◆ **TASK TO CARRY OUT**
List each line of the data that holds the string "nois".

»»

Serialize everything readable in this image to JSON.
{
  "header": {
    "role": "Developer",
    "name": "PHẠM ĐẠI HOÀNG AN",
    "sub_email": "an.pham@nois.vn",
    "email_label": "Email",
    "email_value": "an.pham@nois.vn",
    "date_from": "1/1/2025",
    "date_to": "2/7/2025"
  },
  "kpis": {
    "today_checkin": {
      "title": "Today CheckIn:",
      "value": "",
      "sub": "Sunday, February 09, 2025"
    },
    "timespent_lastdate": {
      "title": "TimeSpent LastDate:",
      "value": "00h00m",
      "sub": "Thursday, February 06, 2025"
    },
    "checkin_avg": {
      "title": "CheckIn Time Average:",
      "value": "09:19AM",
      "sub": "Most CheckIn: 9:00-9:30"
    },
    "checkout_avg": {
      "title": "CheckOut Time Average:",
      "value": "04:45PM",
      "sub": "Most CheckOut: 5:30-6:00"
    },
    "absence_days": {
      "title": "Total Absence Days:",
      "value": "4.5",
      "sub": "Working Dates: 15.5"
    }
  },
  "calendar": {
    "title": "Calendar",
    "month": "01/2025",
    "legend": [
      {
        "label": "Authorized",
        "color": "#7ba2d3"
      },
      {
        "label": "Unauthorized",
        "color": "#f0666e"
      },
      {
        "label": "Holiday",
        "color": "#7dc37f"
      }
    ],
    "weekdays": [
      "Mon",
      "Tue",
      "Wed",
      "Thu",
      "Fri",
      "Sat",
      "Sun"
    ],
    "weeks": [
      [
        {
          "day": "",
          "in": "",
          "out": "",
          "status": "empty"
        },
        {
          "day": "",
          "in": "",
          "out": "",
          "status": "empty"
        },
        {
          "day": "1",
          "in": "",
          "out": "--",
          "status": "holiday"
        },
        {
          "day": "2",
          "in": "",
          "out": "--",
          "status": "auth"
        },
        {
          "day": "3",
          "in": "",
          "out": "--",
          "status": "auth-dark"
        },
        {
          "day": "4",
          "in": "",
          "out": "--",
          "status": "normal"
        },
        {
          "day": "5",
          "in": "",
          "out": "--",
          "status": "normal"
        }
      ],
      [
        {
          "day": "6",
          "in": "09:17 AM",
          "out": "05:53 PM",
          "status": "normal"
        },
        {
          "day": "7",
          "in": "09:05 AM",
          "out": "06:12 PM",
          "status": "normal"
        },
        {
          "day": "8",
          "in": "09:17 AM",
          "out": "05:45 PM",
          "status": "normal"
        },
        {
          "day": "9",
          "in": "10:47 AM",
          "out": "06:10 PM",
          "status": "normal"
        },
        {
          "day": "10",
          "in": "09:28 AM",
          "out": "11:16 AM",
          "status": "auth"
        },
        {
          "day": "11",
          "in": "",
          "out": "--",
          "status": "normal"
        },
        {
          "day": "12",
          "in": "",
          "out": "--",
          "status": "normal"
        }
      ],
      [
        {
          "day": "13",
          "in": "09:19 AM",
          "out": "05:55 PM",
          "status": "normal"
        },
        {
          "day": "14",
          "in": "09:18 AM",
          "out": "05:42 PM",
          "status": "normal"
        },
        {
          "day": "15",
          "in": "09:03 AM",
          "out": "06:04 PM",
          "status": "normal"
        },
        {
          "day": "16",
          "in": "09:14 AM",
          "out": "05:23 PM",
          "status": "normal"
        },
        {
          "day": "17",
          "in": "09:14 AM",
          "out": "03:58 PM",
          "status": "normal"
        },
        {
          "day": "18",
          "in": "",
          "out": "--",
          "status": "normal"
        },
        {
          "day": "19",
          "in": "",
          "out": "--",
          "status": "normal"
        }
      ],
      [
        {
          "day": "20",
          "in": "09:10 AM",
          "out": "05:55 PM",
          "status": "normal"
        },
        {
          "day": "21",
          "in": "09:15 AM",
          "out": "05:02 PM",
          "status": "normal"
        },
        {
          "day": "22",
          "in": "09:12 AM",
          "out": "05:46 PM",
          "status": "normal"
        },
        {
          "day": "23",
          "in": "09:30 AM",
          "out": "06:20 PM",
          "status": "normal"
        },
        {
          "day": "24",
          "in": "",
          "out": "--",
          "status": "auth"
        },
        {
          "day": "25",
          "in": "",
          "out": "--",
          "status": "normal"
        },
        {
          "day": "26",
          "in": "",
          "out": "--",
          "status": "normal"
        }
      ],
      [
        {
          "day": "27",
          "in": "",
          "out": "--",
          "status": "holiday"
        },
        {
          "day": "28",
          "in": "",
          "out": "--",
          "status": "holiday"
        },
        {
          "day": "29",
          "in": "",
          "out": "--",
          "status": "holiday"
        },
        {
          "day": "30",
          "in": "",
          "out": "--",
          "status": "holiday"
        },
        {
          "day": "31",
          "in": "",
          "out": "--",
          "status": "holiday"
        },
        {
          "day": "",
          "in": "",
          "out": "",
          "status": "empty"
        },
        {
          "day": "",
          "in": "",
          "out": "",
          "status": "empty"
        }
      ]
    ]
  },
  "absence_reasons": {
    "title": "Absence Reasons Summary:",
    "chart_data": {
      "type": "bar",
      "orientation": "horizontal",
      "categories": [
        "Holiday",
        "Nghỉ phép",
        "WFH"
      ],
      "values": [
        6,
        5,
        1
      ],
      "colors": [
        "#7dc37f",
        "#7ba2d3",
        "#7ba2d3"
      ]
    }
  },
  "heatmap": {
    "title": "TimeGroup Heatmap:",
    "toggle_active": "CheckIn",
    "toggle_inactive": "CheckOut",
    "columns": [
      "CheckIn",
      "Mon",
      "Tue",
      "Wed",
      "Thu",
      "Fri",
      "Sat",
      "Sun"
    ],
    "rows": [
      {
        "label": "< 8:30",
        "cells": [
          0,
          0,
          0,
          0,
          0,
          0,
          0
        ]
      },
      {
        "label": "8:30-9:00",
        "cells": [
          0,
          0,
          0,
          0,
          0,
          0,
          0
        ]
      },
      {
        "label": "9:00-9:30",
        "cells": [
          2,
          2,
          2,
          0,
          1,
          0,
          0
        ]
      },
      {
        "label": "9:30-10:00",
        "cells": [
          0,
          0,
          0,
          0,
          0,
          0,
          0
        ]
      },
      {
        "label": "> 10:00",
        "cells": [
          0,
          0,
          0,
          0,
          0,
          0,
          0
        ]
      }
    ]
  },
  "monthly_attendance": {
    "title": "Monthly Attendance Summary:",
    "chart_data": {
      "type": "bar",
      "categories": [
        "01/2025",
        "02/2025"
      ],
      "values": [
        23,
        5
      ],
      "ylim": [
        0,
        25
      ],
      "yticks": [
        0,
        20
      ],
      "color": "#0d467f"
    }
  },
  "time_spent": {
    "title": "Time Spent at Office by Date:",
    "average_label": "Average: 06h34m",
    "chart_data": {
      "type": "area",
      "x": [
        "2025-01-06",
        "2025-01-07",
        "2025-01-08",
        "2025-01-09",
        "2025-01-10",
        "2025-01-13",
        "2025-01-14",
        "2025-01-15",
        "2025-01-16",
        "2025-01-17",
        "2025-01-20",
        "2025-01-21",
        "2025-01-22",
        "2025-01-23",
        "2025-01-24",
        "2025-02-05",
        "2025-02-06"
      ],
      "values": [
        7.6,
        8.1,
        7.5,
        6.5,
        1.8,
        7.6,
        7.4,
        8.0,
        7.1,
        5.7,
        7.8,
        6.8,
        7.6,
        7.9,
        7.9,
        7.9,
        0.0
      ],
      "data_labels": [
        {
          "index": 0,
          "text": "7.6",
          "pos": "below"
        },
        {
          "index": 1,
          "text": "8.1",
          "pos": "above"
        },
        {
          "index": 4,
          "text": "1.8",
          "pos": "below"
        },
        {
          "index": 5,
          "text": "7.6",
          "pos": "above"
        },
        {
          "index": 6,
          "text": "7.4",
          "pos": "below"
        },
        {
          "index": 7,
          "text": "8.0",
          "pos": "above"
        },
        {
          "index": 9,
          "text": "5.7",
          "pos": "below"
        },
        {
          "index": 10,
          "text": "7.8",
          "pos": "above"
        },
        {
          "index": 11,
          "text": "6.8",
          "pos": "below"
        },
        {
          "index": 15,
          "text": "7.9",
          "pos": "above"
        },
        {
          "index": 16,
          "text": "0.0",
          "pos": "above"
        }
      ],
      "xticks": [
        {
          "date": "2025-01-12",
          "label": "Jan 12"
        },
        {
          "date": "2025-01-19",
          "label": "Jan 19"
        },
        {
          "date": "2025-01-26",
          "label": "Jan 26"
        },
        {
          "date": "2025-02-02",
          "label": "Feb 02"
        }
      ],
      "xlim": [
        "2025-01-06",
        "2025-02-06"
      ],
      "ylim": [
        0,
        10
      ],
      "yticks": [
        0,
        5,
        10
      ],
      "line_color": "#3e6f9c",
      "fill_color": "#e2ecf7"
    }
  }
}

««

◆ **THE ANSWER**
    "sub_email": "an.pham@nois.vn",
    "email_value": "an.pham@nois.vn",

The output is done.